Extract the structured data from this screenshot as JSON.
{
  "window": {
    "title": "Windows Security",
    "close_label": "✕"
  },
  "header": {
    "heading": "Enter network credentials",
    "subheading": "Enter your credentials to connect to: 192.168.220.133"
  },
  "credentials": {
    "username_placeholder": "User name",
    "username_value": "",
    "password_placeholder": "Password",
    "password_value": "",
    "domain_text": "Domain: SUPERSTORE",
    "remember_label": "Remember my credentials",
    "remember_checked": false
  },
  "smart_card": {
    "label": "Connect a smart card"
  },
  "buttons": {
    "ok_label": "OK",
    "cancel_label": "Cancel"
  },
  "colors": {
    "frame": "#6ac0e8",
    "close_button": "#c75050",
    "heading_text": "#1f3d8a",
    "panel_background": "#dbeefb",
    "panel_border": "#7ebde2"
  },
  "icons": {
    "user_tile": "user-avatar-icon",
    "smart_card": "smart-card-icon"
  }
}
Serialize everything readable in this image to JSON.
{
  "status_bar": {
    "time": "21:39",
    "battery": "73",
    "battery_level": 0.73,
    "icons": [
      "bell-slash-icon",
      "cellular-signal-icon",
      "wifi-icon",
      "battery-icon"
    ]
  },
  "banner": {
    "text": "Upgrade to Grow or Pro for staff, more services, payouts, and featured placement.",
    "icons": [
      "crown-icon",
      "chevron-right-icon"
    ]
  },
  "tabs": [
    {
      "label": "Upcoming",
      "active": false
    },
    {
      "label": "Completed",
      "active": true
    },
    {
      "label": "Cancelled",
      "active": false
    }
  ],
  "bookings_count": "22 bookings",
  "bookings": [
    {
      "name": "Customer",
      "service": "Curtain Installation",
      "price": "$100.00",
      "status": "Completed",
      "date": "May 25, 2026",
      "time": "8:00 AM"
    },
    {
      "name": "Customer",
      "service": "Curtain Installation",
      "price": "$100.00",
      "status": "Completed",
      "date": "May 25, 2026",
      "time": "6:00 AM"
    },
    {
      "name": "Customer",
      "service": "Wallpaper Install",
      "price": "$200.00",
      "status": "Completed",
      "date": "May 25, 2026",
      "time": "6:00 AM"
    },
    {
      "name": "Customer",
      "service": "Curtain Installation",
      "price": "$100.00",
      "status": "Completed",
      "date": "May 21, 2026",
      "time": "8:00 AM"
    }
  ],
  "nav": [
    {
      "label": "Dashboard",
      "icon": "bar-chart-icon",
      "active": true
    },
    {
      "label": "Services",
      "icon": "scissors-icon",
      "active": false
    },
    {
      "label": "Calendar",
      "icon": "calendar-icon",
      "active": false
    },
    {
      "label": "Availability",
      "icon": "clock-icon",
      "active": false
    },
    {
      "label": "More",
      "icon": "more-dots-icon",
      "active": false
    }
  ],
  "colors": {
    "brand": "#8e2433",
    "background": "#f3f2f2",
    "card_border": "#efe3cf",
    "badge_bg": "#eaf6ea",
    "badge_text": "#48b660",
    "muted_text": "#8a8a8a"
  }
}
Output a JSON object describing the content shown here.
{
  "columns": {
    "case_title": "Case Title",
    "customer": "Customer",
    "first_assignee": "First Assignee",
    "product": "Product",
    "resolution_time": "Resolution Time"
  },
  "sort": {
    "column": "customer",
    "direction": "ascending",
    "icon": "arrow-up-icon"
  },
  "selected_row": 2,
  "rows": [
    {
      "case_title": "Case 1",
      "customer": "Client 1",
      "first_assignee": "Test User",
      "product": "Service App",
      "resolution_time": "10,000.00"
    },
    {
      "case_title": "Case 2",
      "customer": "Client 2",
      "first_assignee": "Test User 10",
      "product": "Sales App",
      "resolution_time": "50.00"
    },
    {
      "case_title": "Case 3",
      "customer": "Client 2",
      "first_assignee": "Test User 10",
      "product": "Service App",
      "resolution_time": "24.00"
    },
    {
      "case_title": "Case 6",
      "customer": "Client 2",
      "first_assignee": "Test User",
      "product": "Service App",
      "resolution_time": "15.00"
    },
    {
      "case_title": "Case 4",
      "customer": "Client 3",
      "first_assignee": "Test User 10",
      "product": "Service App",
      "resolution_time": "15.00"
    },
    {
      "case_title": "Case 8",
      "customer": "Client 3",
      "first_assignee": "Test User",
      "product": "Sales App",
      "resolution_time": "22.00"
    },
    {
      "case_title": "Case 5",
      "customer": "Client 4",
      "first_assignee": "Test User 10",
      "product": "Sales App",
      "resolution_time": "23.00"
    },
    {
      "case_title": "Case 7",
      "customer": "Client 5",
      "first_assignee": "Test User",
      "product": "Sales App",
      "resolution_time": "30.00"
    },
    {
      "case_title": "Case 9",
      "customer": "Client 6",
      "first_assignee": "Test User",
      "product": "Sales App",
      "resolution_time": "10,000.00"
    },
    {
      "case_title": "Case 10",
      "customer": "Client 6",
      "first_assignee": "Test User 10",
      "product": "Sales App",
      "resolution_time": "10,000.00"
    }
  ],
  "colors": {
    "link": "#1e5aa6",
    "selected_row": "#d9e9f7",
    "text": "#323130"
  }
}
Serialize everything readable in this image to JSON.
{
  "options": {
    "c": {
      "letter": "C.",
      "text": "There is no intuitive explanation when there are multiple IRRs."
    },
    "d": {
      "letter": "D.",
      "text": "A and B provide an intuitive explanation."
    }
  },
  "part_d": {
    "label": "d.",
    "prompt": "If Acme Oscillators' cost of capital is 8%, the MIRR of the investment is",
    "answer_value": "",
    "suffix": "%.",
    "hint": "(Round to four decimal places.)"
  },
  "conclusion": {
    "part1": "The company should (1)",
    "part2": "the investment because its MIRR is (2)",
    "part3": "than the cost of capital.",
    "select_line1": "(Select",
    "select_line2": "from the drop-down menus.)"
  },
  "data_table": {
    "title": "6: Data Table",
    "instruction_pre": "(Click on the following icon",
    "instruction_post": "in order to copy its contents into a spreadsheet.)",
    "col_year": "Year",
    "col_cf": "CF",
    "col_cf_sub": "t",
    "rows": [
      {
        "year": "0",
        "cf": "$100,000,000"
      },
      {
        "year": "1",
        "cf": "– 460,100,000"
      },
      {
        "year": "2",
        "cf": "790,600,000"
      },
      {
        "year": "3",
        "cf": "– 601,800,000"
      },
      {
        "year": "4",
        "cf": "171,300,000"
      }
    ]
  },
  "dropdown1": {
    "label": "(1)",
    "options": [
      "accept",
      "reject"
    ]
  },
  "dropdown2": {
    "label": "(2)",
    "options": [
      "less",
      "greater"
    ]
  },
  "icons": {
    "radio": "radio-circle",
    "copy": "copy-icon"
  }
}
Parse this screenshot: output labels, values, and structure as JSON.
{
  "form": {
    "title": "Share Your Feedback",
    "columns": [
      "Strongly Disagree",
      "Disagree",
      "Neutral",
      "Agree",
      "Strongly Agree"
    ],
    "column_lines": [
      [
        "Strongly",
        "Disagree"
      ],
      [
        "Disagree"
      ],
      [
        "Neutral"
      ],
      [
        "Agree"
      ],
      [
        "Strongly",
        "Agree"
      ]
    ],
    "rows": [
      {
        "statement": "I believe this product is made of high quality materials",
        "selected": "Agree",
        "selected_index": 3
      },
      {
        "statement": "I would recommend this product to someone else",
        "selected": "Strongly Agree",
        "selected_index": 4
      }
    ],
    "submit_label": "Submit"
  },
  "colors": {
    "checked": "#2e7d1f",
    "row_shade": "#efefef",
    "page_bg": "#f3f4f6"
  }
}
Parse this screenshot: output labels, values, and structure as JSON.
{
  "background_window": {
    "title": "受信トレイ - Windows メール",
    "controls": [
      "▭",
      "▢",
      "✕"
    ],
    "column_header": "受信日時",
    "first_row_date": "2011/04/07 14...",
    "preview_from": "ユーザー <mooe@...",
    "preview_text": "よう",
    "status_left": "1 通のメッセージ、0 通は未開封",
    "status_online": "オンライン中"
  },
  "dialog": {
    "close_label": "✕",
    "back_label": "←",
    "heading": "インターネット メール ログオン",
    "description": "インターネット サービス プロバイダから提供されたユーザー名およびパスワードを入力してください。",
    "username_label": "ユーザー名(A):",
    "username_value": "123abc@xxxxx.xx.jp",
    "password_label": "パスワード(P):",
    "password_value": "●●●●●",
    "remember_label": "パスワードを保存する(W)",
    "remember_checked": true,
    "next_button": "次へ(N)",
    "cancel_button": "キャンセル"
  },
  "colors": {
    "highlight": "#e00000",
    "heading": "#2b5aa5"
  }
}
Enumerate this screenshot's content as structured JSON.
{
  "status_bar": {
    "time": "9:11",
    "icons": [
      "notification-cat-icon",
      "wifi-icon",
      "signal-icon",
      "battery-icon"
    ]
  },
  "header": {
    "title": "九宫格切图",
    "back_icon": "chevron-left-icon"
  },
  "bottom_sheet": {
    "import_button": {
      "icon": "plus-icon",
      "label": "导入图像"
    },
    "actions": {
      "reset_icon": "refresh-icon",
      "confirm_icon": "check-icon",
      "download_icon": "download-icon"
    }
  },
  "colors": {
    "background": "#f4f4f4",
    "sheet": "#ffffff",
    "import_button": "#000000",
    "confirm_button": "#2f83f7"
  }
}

.....

* _EXERCISE BRIEF_:
Copy out each line in the preceding records that contains "bookings".

* _RESULT_:
  "bookings_count": "22 bookings",
  "bookings": [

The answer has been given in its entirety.